• Problem description: Count lines, not occurrences: report how many lines in the records hold the string "JSON", and nothing else.

[Data entries for graphics]
────────────────────
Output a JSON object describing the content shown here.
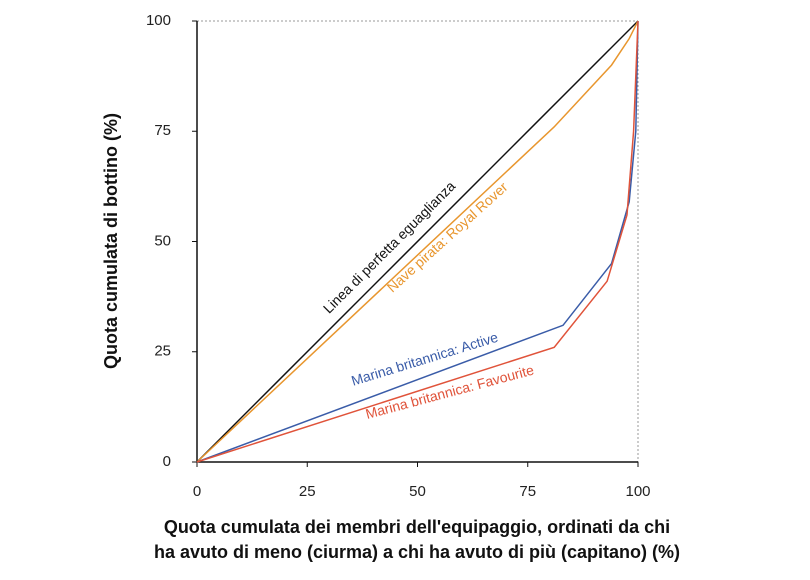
{
  "chart_data": {
    "type": "line",
    "y_label": "Quota cumulata di bottino (%)",
    "x_label": [
      "Quota cumulata dei membri dell'equipaggio, ordinati da chi",
      "ha avuto di meno (ciurma) a chi ha avuto di più (capitano) (%)"
    ],
    "xlim": [
      0,
      100
    ],
    "ylim": [
      0,
      100
    ],
    "xticks": [
      0,
      25,
      50,
      75,
      100
    ],
    "yticks": [
      0,
      25,
      50,
      75,
      100
    ],
    "grid": false,
    "series": [
      {
        "name": "Linea di perfetta eguaglianza",
        "color": "#111111",
        "x": [
          0,
          100
        ],
        "values": [
          0,
          100
        ]
      },
      {
        "name": "Nave pirata: Royal Rover",
        "color": "#e8962e",
        "x": [
          0,
          81,
          94,
          98,
          100
        ],
        "values": [
          0,
          76,
          90,
          96,
          100
        ]
      },
      {
        "name": "Marina britannica: Active",
        "color": "#3a5ca8",
        "x": [
          0,
          83,
          94,
          98,
          99.5,
          100
        ],
        "values": [
          0,
          31,
          45,
          59,
          75,
          100
        ]
      },
      {
        "name": "Marina britannica: Favourite",
        "color": "#e0533a",
        "x": [
          0,
          81,
          93,
          97.5,
          99,
          100
        ],
        "values": [
          0,
          26,
          41,
          56,
          75,
          100
        ]
      }
    ]
  }
}
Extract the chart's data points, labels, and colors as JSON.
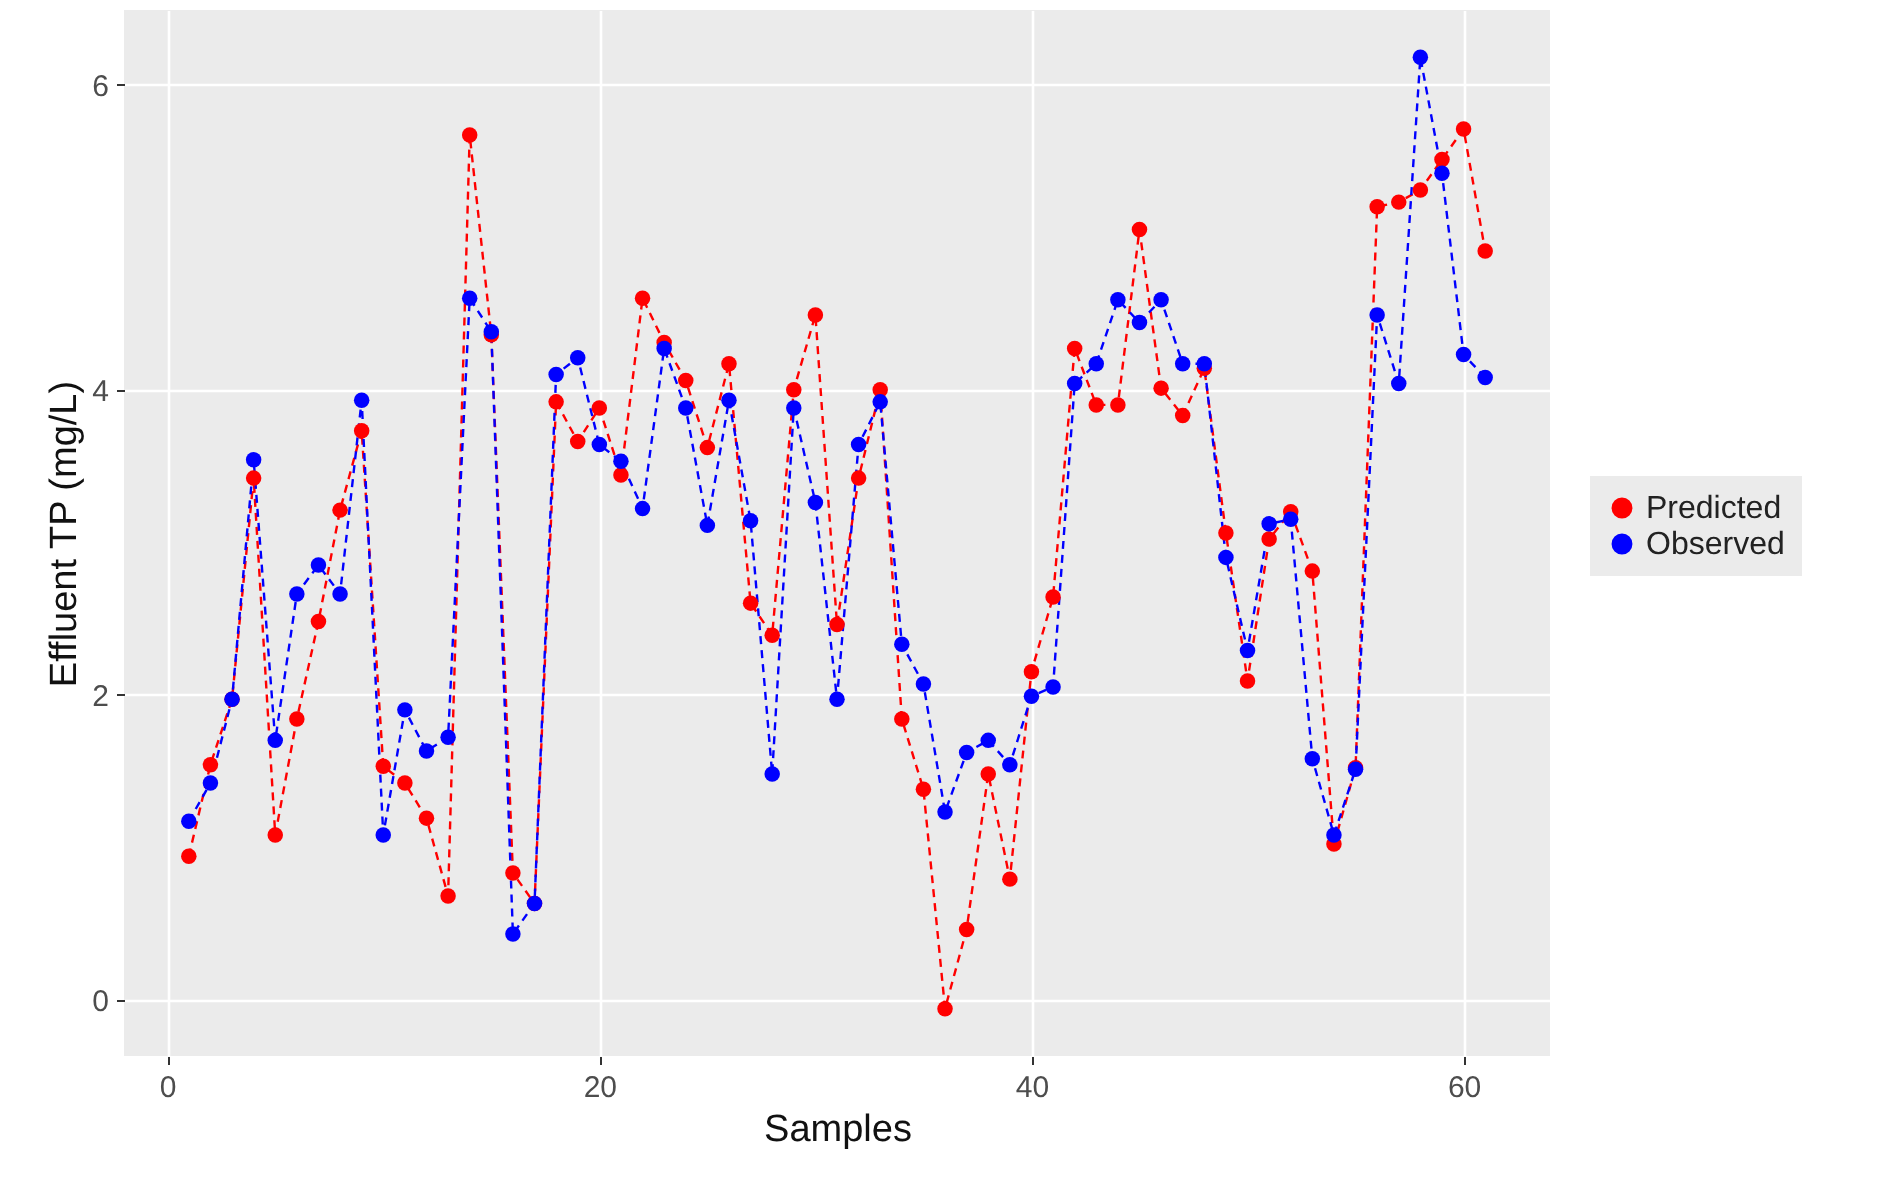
────────────────────
• Problem solution: 2